» Excerpted records

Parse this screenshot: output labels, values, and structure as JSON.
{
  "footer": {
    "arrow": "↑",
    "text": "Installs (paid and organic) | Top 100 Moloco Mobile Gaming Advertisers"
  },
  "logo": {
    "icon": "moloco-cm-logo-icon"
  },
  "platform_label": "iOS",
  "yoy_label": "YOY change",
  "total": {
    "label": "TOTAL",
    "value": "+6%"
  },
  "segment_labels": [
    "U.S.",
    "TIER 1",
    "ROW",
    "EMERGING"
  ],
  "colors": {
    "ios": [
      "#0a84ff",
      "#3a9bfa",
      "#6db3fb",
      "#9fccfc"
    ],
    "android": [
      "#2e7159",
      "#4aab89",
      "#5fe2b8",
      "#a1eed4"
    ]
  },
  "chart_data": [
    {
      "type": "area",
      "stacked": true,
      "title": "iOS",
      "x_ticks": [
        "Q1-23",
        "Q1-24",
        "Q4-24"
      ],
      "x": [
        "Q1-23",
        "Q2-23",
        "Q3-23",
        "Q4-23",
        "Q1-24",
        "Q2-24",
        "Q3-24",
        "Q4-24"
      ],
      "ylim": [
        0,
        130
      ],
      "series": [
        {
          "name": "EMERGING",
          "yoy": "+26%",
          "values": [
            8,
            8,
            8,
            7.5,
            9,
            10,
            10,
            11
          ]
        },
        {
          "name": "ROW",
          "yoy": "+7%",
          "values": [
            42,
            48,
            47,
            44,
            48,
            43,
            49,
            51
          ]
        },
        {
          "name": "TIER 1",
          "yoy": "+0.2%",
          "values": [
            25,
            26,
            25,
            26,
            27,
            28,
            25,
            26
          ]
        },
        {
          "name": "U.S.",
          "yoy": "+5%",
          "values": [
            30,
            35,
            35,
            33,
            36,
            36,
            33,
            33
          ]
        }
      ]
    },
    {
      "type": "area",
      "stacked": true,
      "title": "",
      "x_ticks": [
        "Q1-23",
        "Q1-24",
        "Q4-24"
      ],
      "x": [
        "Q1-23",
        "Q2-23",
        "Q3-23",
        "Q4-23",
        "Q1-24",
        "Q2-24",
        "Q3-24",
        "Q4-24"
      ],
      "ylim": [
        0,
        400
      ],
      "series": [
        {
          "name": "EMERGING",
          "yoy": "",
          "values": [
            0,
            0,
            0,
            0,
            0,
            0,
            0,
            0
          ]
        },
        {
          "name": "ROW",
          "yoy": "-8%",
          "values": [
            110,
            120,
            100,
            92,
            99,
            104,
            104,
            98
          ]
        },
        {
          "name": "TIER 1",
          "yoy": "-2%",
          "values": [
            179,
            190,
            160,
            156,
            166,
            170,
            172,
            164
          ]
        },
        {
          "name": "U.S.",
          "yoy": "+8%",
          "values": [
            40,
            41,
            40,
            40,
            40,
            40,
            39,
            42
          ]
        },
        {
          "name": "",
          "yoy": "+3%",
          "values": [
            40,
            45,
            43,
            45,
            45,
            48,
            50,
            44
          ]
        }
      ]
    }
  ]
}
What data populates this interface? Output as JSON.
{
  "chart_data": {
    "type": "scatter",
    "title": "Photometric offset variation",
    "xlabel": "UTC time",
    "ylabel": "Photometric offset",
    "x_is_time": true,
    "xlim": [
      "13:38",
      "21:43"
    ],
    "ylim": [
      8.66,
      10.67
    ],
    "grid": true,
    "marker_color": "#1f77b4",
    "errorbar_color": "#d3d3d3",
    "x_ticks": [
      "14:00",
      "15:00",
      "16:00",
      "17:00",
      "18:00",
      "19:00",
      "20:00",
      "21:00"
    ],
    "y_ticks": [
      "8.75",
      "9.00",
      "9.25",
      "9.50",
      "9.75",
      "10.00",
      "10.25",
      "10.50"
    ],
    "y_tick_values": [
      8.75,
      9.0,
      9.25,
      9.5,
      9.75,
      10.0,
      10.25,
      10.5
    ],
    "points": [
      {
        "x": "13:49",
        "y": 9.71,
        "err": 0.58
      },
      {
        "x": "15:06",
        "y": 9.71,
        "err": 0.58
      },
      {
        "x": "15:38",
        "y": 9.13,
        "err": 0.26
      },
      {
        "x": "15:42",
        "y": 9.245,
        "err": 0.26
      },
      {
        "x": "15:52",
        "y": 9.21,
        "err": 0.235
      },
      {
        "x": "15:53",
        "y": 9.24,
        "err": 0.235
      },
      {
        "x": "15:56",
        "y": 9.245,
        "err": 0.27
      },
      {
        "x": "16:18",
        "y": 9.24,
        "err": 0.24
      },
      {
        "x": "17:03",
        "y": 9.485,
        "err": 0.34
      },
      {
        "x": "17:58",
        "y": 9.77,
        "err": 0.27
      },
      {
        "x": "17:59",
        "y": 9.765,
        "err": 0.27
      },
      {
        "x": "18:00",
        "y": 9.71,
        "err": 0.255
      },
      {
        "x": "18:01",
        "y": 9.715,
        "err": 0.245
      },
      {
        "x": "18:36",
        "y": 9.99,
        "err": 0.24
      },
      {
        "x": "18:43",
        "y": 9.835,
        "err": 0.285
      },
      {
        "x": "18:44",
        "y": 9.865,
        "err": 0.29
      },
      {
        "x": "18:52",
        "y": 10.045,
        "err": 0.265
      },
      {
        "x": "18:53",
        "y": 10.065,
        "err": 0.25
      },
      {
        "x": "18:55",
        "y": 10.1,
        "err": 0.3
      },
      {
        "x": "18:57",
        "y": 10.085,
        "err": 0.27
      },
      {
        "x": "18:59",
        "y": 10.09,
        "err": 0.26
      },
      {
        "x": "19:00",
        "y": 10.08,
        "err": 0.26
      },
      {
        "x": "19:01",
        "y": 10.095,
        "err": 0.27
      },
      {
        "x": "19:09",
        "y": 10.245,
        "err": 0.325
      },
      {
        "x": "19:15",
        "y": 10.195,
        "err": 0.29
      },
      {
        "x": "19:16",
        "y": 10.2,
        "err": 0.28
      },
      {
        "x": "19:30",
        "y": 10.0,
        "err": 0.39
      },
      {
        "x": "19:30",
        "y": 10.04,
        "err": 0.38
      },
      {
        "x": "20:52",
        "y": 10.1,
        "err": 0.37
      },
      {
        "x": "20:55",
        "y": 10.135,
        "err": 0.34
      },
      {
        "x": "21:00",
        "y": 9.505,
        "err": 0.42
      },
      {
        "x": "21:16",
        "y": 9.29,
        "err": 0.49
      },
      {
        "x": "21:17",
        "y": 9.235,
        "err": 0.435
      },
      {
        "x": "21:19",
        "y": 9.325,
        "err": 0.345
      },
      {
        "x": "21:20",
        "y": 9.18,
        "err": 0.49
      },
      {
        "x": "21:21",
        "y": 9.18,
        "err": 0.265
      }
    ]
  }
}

» What the task asks
Show all lines above holding "JSON".

» Output for this exercise
Parse this screenshot: output labels, values, and structure as JSON.
What data populates this interface? Output as JSON.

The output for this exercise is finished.